(Task input):
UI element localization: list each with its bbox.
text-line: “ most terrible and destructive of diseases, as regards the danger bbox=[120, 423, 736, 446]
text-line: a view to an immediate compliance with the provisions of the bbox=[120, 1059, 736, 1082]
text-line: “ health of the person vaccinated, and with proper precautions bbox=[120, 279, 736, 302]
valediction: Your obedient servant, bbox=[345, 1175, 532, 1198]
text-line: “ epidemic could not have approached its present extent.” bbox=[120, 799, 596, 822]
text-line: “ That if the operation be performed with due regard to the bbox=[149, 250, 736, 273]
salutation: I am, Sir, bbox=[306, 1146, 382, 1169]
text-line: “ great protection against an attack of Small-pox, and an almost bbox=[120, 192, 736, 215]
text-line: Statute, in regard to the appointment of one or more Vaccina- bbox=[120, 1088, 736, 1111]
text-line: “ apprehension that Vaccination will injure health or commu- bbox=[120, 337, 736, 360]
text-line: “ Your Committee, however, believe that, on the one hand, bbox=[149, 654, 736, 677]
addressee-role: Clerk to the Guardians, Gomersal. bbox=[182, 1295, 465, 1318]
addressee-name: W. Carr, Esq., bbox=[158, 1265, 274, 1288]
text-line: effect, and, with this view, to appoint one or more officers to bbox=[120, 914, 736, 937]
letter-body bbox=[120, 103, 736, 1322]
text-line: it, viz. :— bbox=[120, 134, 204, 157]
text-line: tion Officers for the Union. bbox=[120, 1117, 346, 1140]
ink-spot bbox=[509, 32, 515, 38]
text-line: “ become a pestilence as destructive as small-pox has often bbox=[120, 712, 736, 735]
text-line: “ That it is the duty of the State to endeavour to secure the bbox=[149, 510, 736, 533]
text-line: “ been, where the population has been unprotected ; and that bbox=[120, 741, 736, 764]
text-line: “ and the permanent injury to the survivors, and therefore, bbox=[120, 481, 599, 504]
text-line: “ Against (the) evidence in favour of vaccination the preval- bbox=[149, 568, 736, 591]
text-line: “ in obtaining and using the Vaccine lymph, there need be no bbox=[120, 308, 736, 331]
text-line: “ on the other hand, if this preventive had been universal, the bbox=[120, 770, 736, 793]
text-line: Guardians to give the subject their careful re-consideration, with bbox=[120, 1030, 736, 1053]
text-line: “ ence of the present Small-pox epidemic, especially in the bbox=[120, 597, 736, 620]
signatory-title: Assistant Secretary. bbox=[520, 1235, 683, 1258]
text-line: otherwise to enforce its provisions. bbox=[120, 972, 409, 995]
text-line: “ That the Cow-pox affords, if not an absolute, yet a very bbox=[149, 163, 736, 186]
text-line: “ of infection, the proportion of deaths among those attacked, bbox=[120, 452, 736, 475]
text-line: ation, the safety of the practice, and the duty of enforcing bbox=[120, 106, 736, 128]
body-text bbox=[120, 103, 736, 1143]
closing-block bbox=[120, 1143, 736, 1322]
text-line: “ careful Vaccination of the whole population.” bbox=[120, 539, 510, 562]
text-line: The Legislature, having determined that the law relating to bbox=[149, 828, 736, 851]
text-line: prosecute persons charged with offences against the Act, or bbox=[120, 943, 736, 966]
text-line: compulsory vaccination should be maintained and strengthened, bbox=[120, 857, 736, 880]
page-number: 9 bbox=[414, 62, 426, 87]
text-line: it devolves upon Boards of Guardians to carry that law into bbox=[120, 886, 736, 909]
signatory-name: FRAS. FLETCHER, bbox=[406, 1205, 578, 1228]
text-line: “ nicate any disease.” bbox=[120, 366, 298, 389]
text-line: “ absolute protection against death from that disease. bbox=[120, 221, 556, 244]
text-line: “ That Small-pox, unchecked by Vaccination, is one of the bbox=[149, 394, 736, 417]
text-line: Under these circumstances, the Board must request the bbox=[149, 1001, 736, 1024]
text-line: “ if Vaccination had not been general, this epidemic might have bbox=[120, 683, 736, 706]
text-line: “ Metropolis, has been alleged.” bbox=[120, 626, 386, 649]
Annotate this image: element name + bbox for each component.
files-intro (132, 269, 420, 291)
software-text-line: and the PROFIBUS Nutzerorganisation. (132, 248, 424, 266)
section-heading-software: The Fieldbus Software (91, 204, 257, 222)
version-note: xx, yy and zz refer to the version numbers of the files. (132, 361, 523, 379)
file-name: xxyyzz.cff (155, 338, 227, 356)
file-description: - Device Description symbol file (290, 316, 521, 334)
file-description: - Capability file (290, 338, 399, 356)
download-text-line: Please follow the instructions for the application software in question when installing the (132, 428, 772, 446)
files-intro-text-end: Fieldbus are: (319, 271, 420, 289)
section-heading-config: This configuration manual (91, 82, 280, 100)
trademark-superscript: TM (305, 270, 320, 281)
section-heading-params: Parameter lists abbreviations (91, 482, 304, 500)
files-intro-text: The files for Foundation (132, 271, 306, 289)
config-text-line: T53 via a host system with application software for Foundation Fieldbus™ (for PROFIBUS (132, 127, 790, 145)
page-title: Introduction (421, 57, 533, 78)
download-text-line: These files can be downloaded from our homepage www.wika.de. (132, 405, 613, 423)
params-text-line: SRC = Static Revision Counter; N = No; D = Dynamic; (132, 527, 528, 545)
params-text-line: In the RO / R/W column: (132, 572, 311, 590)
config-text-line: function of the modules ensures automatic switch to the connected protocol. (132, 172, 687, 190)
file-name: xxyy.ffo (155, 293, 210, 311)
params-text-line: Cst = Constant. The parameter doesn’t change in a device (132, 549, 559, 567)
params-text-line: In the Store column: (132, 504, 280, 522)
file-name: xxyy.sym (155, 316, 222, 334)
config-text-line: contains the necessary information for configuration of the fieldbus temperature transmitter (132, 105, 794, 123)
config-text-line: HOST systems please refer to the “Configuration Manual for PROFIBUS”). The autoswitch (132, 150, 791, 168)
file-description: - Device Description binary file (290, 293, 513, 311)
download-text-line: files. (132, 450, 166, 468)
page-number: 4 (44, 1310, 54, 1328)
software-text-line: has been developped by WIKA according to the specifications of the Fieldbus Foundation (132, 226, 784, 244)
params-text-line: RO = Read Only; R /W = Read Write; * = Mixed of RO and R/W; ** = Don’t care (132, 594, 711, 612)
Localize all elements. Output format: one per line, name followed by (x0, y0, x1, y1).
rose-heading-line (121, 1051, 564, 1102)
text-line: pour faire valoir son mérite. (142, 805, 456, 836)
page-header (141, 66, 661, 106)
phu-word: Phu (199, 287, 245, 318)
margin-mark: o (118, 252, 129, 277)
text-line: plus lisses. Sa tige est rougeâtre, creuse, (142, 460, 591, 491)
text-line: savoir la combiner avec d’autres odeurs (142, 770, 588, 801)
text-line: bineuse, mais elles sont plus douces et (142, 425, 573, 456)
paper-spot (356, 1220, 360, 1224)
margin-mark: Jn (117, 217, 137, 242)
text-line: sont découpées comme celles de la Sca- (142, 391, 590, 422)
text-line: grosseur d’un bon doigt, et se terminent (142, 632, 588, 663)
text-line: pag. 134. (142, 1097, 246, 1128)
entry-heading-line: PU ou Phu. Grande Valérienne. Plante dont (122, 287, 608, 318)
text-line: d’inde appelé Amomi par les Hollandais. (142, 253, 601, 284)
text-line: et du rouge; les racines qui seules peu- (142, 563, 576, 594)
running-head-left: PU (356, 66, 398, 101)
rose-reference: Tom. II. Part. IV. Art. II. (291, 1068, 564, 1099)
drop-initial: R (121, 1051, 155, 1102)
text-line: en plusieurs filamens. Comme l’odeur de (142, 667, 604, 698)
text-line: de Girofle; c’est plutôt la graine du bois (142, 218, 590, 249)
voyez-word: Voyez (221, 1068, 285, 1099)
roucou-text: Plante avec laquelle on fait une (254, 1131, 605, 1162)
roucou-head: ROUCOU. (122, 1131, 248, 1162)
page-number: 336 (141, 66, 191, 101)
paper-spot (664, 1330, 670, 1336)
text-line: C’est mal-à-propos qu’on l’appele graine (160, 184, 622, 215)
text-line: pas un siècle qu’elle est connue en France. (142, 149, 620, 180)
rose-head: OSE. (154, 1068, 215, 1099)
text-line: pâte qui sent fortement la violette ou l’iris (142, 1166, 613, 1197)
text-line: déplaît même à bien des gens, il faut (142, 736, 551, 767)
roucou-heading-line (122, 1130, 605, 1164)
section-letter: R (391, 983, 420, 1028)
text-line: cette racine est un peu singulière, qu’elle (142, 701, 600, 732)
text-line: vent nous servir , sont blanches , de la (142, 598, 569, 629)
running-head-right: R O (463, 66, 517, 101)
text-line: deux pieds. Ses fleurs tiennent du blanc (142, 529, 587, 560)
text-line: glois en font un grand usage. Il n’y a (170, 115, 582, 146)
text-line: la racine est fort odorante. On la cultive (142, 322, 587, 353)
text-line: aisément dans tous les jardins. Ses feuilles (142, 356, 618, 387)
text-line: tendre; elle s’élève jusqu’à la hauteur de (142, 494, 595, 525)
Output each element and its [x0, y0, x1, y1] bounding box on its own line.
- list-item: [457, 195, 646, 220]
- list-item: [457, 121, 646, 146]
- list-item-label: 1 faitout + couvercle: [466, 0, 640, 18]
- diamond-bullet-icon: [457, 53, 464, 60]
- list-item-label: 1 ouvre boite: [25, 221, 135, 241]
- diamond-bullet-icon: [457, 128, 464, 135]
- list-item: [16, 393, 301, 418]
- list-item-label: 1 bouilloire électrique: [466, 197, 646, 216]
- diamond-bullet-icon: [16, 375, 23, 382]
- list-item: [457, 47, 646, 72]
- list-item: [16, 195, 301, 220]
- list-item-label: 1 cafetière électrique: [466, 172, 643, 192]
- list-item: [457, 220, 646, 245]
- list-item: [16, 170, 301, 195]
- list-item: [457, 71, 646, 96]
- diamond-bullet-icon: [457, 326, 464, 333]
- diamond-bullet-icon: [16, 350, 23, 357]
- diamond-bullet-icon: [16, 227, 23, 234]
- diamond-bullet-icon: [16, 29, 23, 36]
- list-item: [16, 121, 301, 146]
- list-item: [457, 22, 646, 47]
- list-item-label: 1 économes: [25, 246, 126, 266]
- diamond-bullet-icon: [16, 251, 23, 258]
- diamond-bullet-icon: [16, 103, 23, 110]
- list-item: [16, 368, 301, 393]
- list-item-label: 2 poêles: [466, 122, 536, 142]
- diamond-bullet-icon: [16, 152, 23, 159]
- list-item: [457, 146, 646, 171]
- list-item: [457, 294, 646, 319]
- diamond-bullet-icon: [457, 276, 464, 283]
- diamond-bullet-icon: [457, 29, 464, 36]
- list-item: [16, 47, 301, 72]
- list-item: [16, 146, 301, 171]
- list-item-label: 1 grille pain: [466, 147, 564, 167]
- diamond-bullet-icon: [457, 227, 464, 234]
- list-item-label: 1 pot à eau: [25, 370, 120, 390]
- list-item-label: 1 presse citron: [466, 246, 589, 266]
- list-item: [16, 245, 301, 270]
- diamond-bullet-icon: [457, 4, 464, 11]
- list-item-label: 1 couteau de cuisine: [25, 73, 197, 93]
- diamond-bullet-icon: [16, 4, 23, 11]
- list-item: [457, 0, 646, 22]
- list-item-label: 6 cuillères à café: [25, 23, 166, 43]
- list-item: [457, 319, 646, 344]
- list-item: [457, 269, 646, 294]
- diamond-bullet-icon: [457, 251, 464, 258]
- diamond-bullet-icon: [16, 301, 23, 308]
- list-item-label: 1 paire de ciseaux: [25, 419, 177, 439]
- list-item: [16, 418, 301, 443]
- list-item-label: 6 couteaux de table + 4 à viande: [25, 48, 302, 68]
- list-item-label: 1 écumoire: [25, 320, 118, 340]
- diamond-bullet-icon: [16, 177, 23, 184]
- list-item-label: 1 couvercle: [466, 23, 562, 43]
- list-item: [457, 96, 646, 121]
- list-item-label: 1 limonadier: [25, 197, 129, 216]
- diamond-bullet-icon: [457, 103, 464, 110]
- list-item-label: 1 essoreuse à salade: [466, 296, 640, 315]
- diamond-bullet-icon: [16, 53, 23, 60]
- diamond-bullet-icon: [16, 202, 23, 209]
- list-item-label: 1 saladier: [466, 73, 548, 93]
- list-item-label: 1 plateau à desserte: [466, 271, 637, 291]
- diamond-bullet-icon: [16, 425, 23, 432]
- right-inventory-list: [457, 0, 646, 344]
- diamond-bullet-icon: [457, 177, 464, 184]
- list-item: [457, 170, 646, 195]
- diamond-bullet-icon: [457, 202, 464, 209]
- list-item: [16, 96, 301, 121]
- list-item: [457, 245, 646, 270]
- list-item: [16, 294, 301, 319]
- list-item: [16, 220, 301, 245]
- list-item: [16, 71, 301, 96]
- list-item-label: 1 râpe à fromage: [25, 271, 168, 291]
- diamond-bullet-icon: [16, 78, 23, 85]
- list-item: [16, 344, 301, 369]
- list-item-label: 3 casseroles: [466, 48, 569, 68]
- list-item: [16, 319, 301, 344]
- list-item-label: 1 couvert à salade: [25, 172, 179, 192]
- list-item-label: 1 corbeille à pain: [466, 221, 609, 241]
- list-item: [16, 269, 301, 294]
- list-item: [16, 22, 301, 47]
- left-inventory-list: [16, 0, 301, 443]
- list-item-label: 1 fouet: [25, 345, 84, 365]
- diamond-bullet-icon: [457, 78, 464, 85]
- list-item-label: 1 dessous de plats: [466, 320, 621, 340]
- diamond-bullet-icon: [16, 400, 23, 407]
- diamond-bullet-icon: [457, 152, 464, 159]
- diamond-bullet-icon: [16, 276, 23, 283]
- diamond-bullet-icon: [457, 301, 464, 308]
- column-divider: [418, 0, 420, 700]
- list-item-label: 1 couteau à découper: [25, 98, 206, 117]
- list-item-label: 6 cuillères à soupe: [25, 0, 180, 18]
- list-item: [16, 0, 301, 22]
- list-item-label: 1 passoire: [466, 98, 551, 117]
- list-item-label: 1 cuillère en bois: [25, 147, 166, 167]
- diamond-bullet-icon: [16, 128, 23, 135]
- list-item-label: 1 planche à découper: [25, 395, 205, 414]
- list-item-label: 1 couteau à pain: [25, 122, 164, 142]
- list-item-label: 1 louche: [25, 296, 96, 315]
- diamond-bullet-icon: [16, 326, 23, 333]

(To do):
Can you pull out the stretch of the records from the start through the line containing "valediction: Your obedient", copying every line without any change?

(Finished task):
UI element localization: list each with its bbox.
text-line: “ most terrible and destructive of diseases, as regards the danger bbox=[120, 423, 736, 446]
text-line: a view to an immediate compliance with the provisions of the bbox=[120, 1059, 736, 1082]
text-line: “ health of the person vaccinated, and with proper precautions bbox=[120, 279, 736, 302]
valediction: Your obedient servant, bbox=[345, 1175, 532, 1198]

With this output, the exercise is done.